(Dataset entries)
● ● ● ●
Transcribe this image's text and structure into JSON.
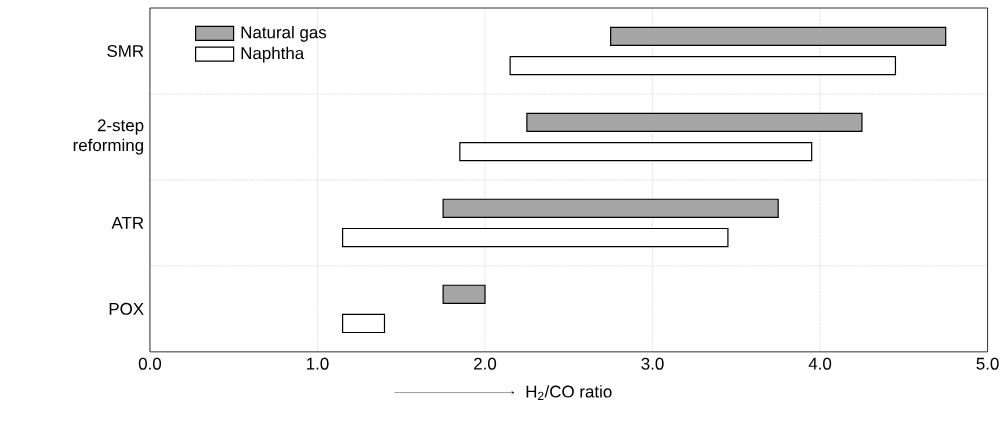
{
  "chart_data": {
    "type": "bar",
    "orientation": "horizontal",
    "xlabel": "H$_{2}$/CO ratio",
    "categories": [
      "SMR",
      "2-step reforming",
      "ATR",
      "POX"
    ],
    "series": [
      {
        "name": "Natural gas",
        "color": "#a6a6a6",
        "base": [
          2.75,
          2.25,
          1.75,
          1.75
        ],
        "values": [
          2.0,
          2.0,
          2.0,
          0.25
        ]
      },
      {
        "name": "Naphtha",
        "color": "#ffffff",
        "base": [
          2.15,
          1.85,
          1.15,
          1.15
        ],
        "values": [
          2.3,
          2.1,
          2.3,
          0.25
        ]
      }
    ],
    "xlim": [
      0,
      5
    ],
    "xticks": [
      {
        "value": 0,
        "label": "0.0"
      },
      {
        "value": 1,
        "label": "1.0"
      },
      {
        "value": 2,
        "label": "2.0"
      },
      {
        "value": 3,
        "label": "3.0"
      },
      {
        "value": 4,
        "label": "4.0"
      },
      {
        "value": 5,
        "label": "5.0"
      }
    ],
    "grid": true,
    "legend": "top left"
  }
}
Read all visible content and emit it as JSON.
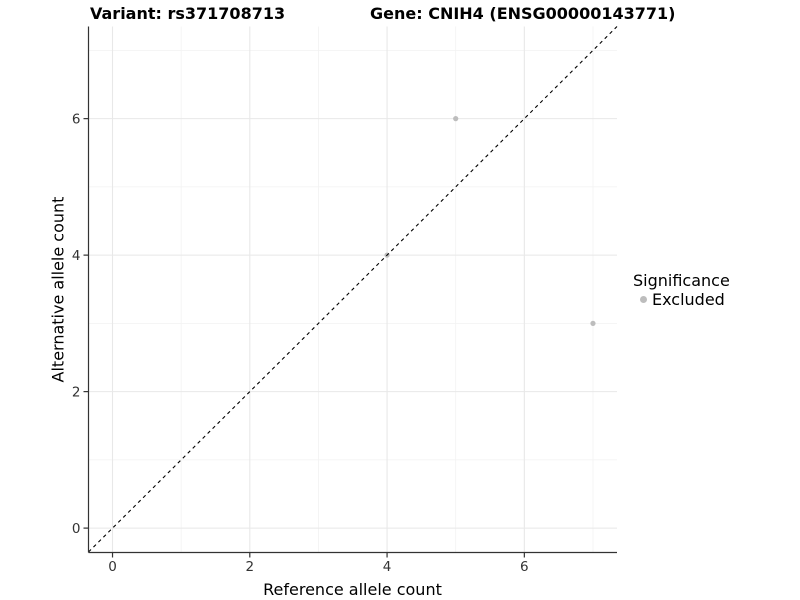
{
  "title": {
    "left": "Variant: rs371708713",
    "right": "Gene: CNIH4 (ENSG00000143771)"
  },
  "chart_data": {
    "type": "scatter",
    "xlabel": "Reference allele count",
    "ylabel": "Alternative allele count",
    "xlim": [
      -0.35,
      7.35
    ],
    "ylim": [
      -0.35,
      7.35
    ],
    "x_ticks": [
      0,
      2,
      4,
      6
    ],
    "y_ticks": [
      0,
      2,
      4,
      6
    ],
    "x_minor_ticks": [
      1,
      3,
      5,
      7
    ],
    "y_minor_ticks": [
      1,
      3,
      5,
      7
    ],
    "grid": true,
    "identity_line": {
      "type": "dashed",
      "slope": 1,
      "intercept": 0,
      "color": "#000000"
    },
    "series": [
      {
        "name": "Excluded",
        "color": "#bdbdbd",
        "points": [
          {
            "x": 4,
            "y": 4
          },
          {
            "x": 5,
            "y": 6
          },
          {
            "x": 7,
            "y": 3
          }
        ]
      }
    ],
    "legend": {
      "title": "Significance",
      "position": "right",
      "items": [
        {
          "label": "Excluded",
          "color": "#bdbdbd"
        }
      ]
    }
  },
  "colors": {
    "background": "#ffffff",
    "axis_line": "#333333",
    "tick_label": "#333333",
    "major_grid": "#e8e8e8",
    "minor_grid": "#f2f2f2",
    "point": "#bdbdbd",
    "identity_line": "#000000"
  }
}
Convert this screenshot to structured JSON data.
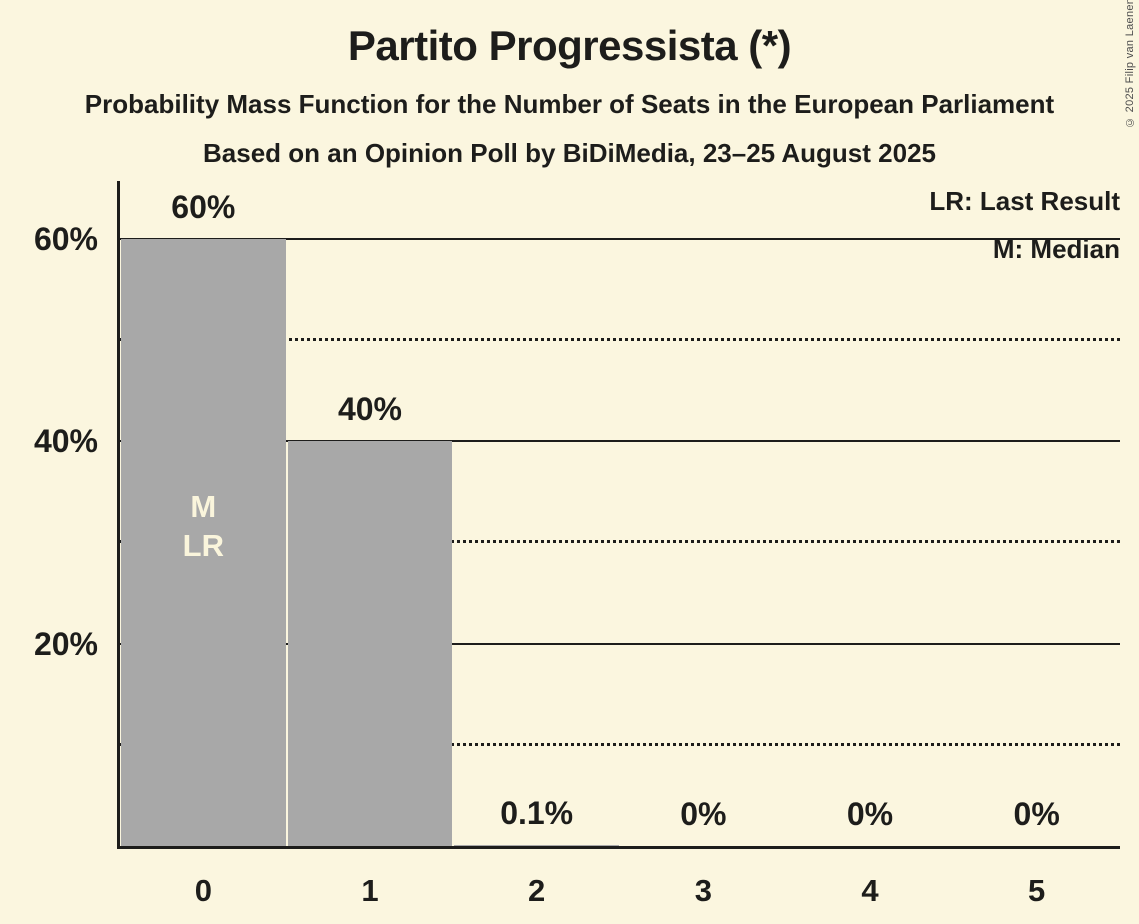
{
  "chart_data": {
    "type": "bar",
    "title": "Partito Progressista (*)",
    "subtitle": "Probability Mass Function for the Number of Seats in the European Parliament",
    "source_line": "Based on an Opinion Poll by BiDiMedia, 23–25 August 2025",
    "copyright": "© 2025 Filip van Laenen",
    "legend": [
      {
        "abbr": "LR",
        "label": "LR: Last Result"
      },
      {
        "abbr": "M",
        "label": "M: Median"
      }
    ],
    "legend_position": "top-right",
    "xlabel": "",
    "ylabel": "",
    "categories": [
      "0",
      "1",
      "2",
      "3",
      "4",
      "5"
    ],
    "values": [
      60,
      40,
      0.1,
      0,
      0,
      0
    ],
    "bar_labels": [
      "60%",
      "40%",
      "0.1%",
      "0%",
      "0%",
      "0%"
    ],
    "bar_annotations": [
      {
        "category_index": 0,
        "lines": [
          "M",
          "LR"
        ]
      }
    ],
    "y_ticks": [
      {
        "value": 60,
        "label": "60%"
      },
      {
        "value": 40,
        "label": "40%"
      },
      {
        "value": 20,
        "label": "20%"
      }
    ],
    "minor_gridlines": [
      50,
      30,
      10
    ],
    "ylim": [
      0,
      65.7
    ],
    "grid": "horizontal",
    "colors": {
      "background": "#FBF6DF",
      "bar": "#A8A8A8",
      "text": "#1D1D1B",
      "bar_annotation_text": "#FAF5DC",
      "copyright_text": "#4D4D4D"
    }
  }
}
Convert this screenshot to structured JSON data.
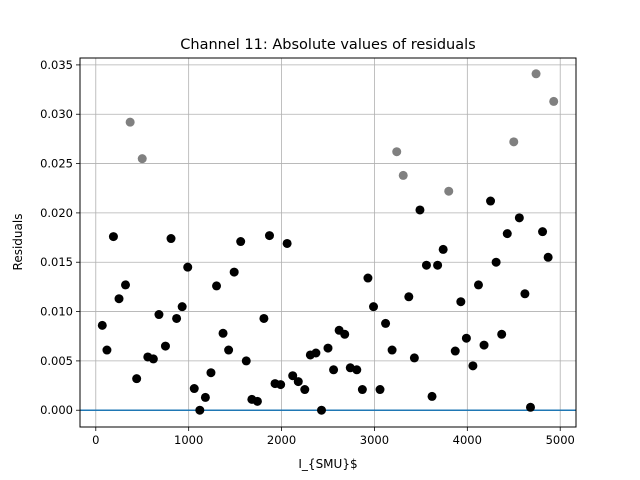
{
  "chart_data": {
    "type": "scatter",
    "title": "Channel 11: Absolute values of residuals",
    "xlabel": "I_{SMU}$",
    "ylabel": "Residuals",
    "xlim": [
      -170,
      5170
    ],
    "ylim": [
      -0.0017,
      0.0357
    ],
    "xticks": [
      0,
      1000,
      2000,
      3000,
      4000,
      5000
    ],
    "xtick_labels": [
      "0",
      "1000",
      "2000",
      "3000",
      "4000",
      "5000"
    ],
    "yticks": [
      0.0,
      0.005,
      0.01,
      0.015,
      0.02,
      0.025,
      0.03,
      0.035
    ],
    "ytick_labels": [
      "0.000",
      "0.005",
      "0.010",
      "0.015",
      "0.020",
      "0.025",
      "0.030",
      "0.035"
    ],
    "grid": true,
    "hline": {
      "y": 0,
      "color": "#1f77b4"
    },
    "colors": {
      "inlier": "#000000",
      "outlier": "#808080"
    },
    "series": [
      {
        "color": "#000000",
        "points": [
          [
            70,
            0.0086
          ],
          [
            120,
            0.0061
          ],
          [
            190,
            0.0176
          ],
          [
            250,
            0.0113
          ],
          [
            320,
            0.0127
          ],
          [
            440,
            0.0032
          ],
          [
            560,
            0.0054
          ],
          [
            620,
            0.0052
          ],
          [
            680,
            0.0097
          ],
          [
            750,
            0.0065
          ],
          [
            810,
            0.0174
          ],
          [
            870,
            0.0093
          ],
          [
            930,
            0.0105
          ],
          [
            990,
            0.0145
          ],
          [
            1060,
            0.0022
          ],
          [
            1120,
            0.0
          ],
          [
            1180,
            0.0013
          ],
          [
            1240,
            0.0038
          ],
          [
            1300,
            0.0126
          ],
          [
            1370,
            0.0078
          ],
          [
            1430,
            0.0061
          ],
          [
            1490,
            0.014
          ],
          [
            1560,
            0.0171
          ],
          [
            1620,
            0.005
          ],
          [
            1680,
            0.0011
          ],
          [
            1740,
            0.0009
          ],
          [
            1810,
            0.0093
          ],
          [
            1870,
            0.0177
          ],
          [
            1930,
            0.0027
          ],
          [
            1990,
            0.0026
          ],
          [
            2060,
            0.0169
          ],
          [
            2120,
            0.0035
          ],
          [
            2180,
            0.0029
          ],
          [
            2250,
            0.0021
          ],
          [
            2310,
            0.0056
          ],
          [
            2370,
            0.0058
          ],
          [
            2430,
            0.0
          ],
          [
            2500,
            0.0063
          ],
          [
            2560,
            0.0041
          ],
          [
            2620,
            0.0081
          ],
          [
            2680,
            0.0077
          ],
          [
            2740,
            0.0043
          ],
          [
            2810,
            0.0041
          ],
          [
            2870,
            0.0021
          ],
          [
            2930,
            0.0134
          ],
          [
            2990,
            0.0105
          ],
          [
            3060,
            0.0021
          ],
          [
            3120,
            0.0088
          ],
          [
            3190,
            0.0061
          ],
          [
            3370,
            0.0115
          ],
          [
            3430,
            0.0053
          ],
          [
            3490,
            0.0203
          ],
          [
            3560,
            0.0147
          ],
          [
            3620,
            0.0014
          ],
          [
            3680,
            0.0147
          ],
          [
            3740,
            0.0163
          ],
          [
            3870,
            0.006
          ],
          [
            3930,
            0.011
          ],
          [
            3990,
            0.0073
          ],
          [
            4060,
            0.0045
          ],
          [
            4120,
            0.0127
          ],
          [
            4180,
            0.0066
          ],
          [
            4250,
            0.0212
          ],
          [
            4310,
            0.015
          ],
          [
            4370,
            0.0077
          ],
          [
            4430,
            0.0179
          ],
          [
            4560,
            0.0195
          ],
          [
            4620,
            0.0118
          ],
          [
            4680,
            0.0003
          ],
          [
            4810,
            0.0181
          ],
          [
            4870,
            0.0155
          ]
        ]
      },
      {
        "color": "#808080",
        "points": [
          [
            370,
            0.0292
          ],
          [
            500,
            0.0255
          ],
          [
            3240,
            0.0262
          ],
          [
            3310,
            0.0238
          ],
          [
            3800,
            0.0222
          ],
          [
            4500,
            0.0272
          ],
          [
            4740,
            0.0341
          ],
          [
            4930,
            0.0313
          ]
        ]
      }
    ]
  }
}
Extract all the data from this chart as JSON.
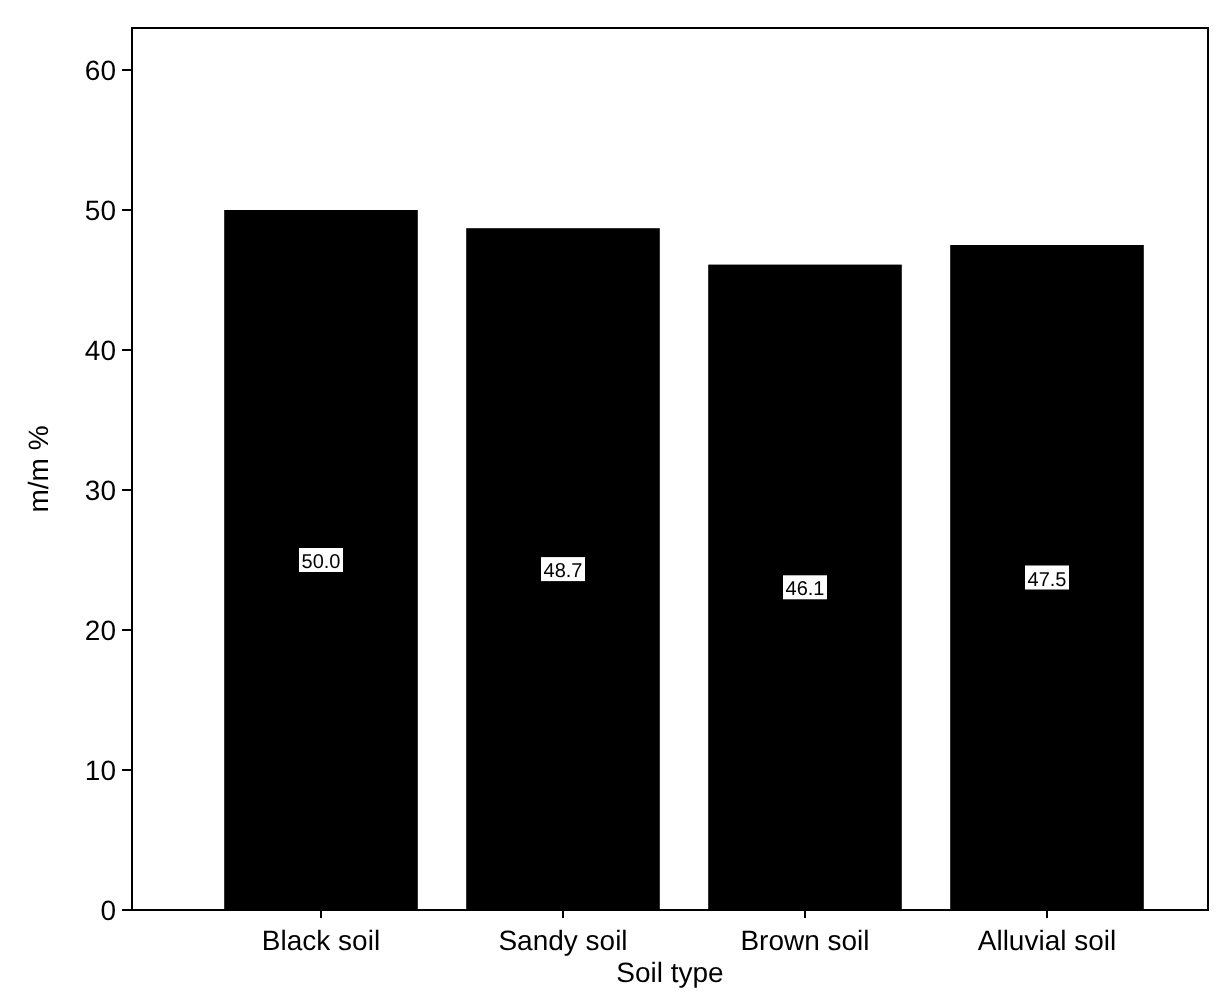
{
  "chart_data": {
    "type": "bar",
    "xlabel": "Soil type",
    "ylabel": "m/m %",
    "categories": [
      "Black soil",
      "Sandy soil",
      "Brown soil",
      "Alluvial soil"
    ],
    "values": [
      50.0,
      48.7,
      46.1,
      47.5
    ],
    "color": "#000000",
    "value_labels": [
      "50.0",
      "48.7",
      "46.1",
      "47.5"
    ],
    "ylim": [
      0,
      63
    ],
    "yticks": [
      0,
      10,
      20,
      30,
      40,
      50,
      60
    ]
  }
}
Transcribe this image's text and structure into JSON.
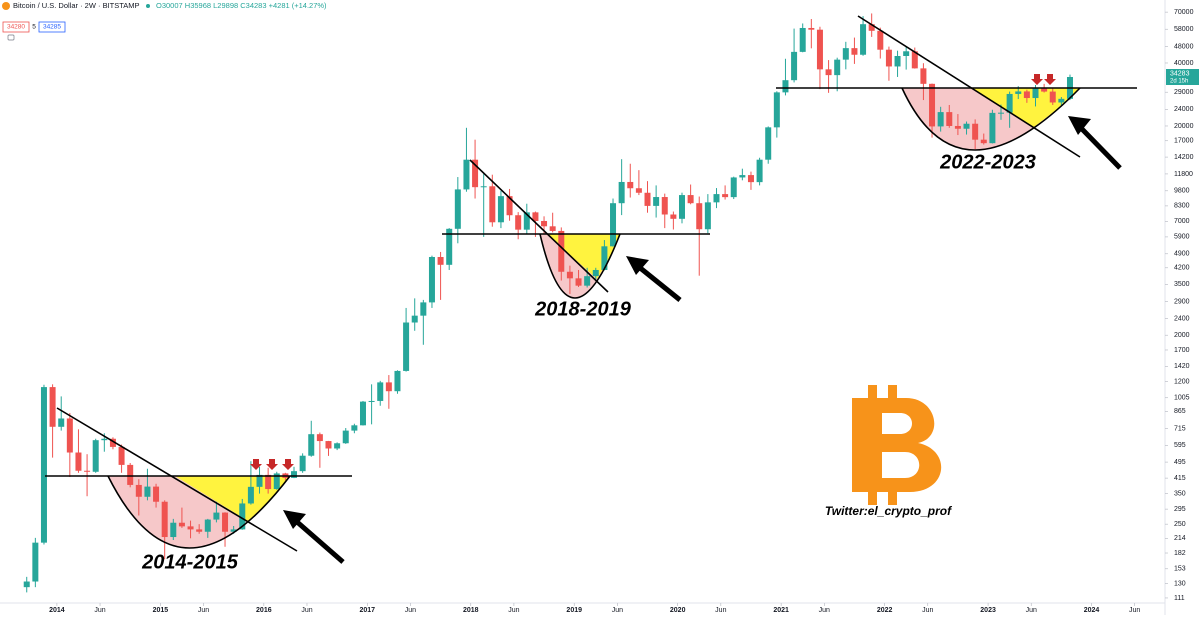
● ● ● ●
**WORK INSTRUCTIONS:** Isolate the lines above that contain the word "horizontal" and copy them.

**SOLUTION TO THIS TASK:**
    "orientation": "horizontal",
    "grid": "horizontal",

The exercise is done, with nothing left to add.